►

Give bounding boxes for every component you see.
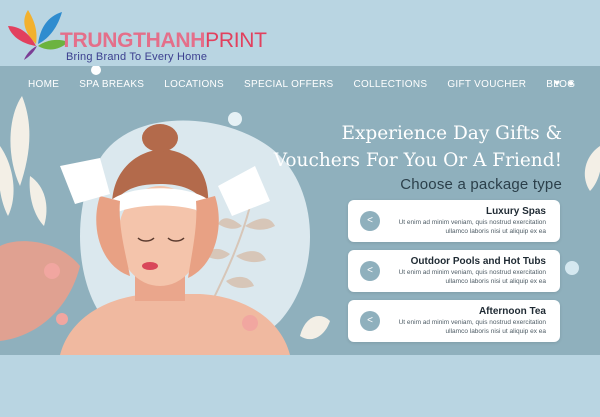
nav-collections[interactable]: COLLECTIONS bbox=[353, 79, 427, 90]
heart-icon[interactable]: ♥ bbox=[554, 78, 560, 89]
card-title: Outdoor Pools and Hot Tubs bbox=[410, 256, 546, 267]
card-text: Ut enim ad minim veniam, quis nostrud ex… bbox=[398, 319, 546, 335]
card-arrow-button[interactable]: < bbox=[360, 211, 380, 231]
card-text: Ut enim ad minim veniam, quis nostrud ex… bbox=[398, 269, 546, 285]
card-title: Luxury Spas bbox=[485, 206, 546, 217]
nav-spa-breaks[interactable]: SPA BREAKS bbox=[79, 79, 144, 90]
package-subhead: Choose a package type bbox=[400, 176, 562, 193]
user-icon[interactable]: ● bbox=[568, 78, 574, 89]
brand-tagline: Bring Brand To Every Home bbox=[66, 51, 208, 63]
nav-icons: ♥ ● bbox=[554, 78, 574, 89]
card-arrow-button[interactable]: < bbox=[360, 311, 380, 331]
nav-special-offers[interactable]: SPECIAL OFFERS bbox=[244, 79, 333, 90]
nav-locations[interactable]: LOCATIONS bbox=[164, 79, 224, 90]
package-card-afternoon-tea[interactable]: < Afternoon Tea Ut enim ad minim veniam,… bbox=[348, 300, 560, 342]
main-nav: HOME SPA BREAKS LOCATIONS SPECIAL OFFERS… bbox=[0, 66, 600, 102]
card-title: Afternoon Tea bbox=[478, 306, 546, 317]
brand-name[interactable]: TRUNGTHANHPRINT bbox=[60, 30, 267, 51]
brand-name-part2: PRINT bbox=[205, 29, 267, 52]
hero-section: HOME SPA BREAKS LOCATIONS SPECIAL OFFERS… bbox=[0, 66, 600, 355]
card-arrow-button[interactable]: < bbox=[360, 261, 380, 281]
logo-bar: TRUNGTHANHPRINT Bring Brand To Every Hom… bbox=[0, 0, 600, 66]
nav-gift-voucher[interactable]: GIFT VOUCHER bbox=[447, 79, 526, 90]
headline-line1: Experience Day Gifts & bbox=[341, 123, 562, 144]
package-card-luxury-spas[interactable]: < Luxury Spas Ut enim ad minim veniam, q… bbox=[348, 200, 560, 242]
nav-home[interactable]: HOME bbox=[28, 79, 59, 90]
card-text: Ut enim ad minim veniam, quis nostrud ex… bbox=[398, 219, 546, 235]
headline-line2: Vouchers For You Or A Friend! bbox=[273, 150, 562, 171]
brand-name-part1: TRUNGTHANH bbox=[60, 29, 206, 52]
package-card-outdoor-pools[interactable]: < Outdoor Pools and Hot Tubs Ut enim ad … bbox=[348, 250, 560, 292]
hero-headline: Experience Day Gifts & Vouchers For You … bbox=[242, 120, 562, 174]
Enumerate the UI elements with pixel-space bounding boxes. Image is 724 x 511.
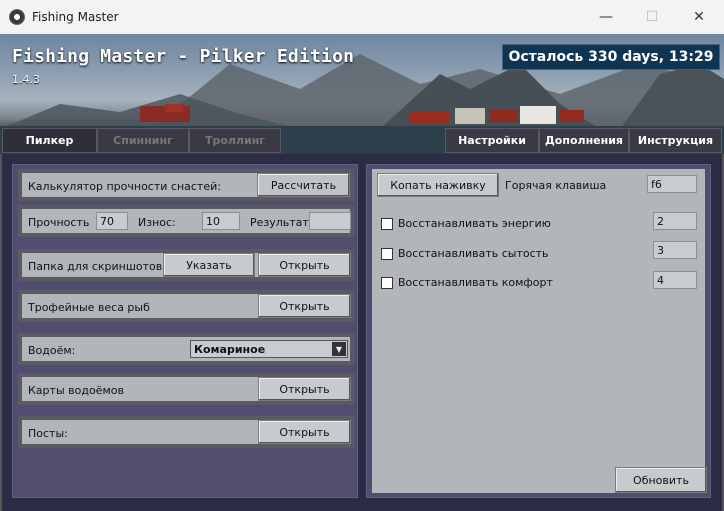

◄

Show every line in the entries above that contains the word "boxes".

Give bounding boxes for every component you see.
Enumerate the UI elements with pixel-space bounding boxes. Image is 724 x 511.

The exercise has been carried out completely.